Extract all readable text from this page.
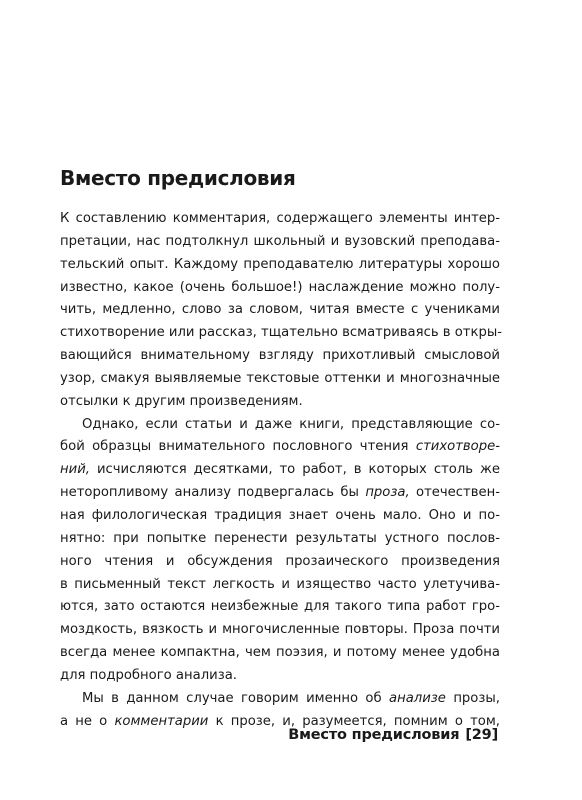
Вместо предисловия
К составлению комментария, содержащего элементы интер-
претации, нас подтолкнул школьный и вузовский преподава-
тельский опыт. Каждому преподавателю литературы хорошо
известно, какое (очень большое!) наслаждение можно полу-
чить, медленно, слово за словом, читая вместе с учениками
стихотворение или рассказ, тщательно всматриваясь в откры-
вающийся внимательному взгляду прихотливый смысловой
узор, смакуя выявляемые текстовые оттенки и многозначные
отсылки к другим произведениям.
Однако, если статьи и даже книги, представляющие со-
бой образцы внимательного пословного чтения стихотворе-
ний, исчисляются десятками, то работ, в которых столь же
неторопливому анализу подвергалась бы проза, отечествен-
ная филологическая традиция знает очень мало. Оно и по-
нятно: при попытке перенести результаты устного послов-
ного чтения и обсуждения прозаического произведения
в письменный текст легкость и изящество часто улетучива-
ются, зато остаются неизбежные для такого типа работ гро-
моздкость, вязкость и многочисленные повторы. Проза почти
всегда менее компактна, чем поэзия, и потому менее удобна
для подробного анализа.
Мы в данном случае говорим именно об анализе прозы,
а не о комментарии к прозе, и, разумеется, помним о том,
Вместо предисловия [29]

::::

## What to work on
Repeat the records above exactly, omitting every picture.

## Task solution
Extract all readable text from this page.
Вместо предисловия
К составлению комментария, содержащего элементы интер-
претации, нас подтолкнул школьный и вузовский преподава-
тельский опыт. Каждому преподавателю литературы хорошо
известно, какое (очень большое!) наслаждение можно полу-
чить, медленно, слово за словом, читая вместе с учениками
стихотворение или рассказ, тщательно всматриваясь в откры-
вающийся внимательному взгляду прихотливый смысловой
узор, смакуя выявляемые текстовые оттенки и многозначные
отсылки к другим произведениям.
Однако, если статьи и даже книги, представляющие со-
бой образцы внимательного пословного чтения стихотворе-
ний, исчисляются десятками, то работ, в которых столь же
неторопливому анализу подвергалась бы проза, отечествен-
ная филологическая традиция знает очень мало. Оно и по-
нятно: при попытке перенести результаты устного послов-
ного чтения и обсуждения прозаического произведения
в письменный текст легкость и изящество часто улетучива-
ются, зато остаются неизбежные для такого типа работ гро-
моздкость, вязкость и многочисленные повторы. Проза почти
всегда менее компактна, чем поэзия, и потому менее удобна
для подробного анализа.
Мы в данном случае говорим именно об анализе прозы,
а не о комментарии к прозе, и, разумеется, помним о том,
Вместо предисловия [29]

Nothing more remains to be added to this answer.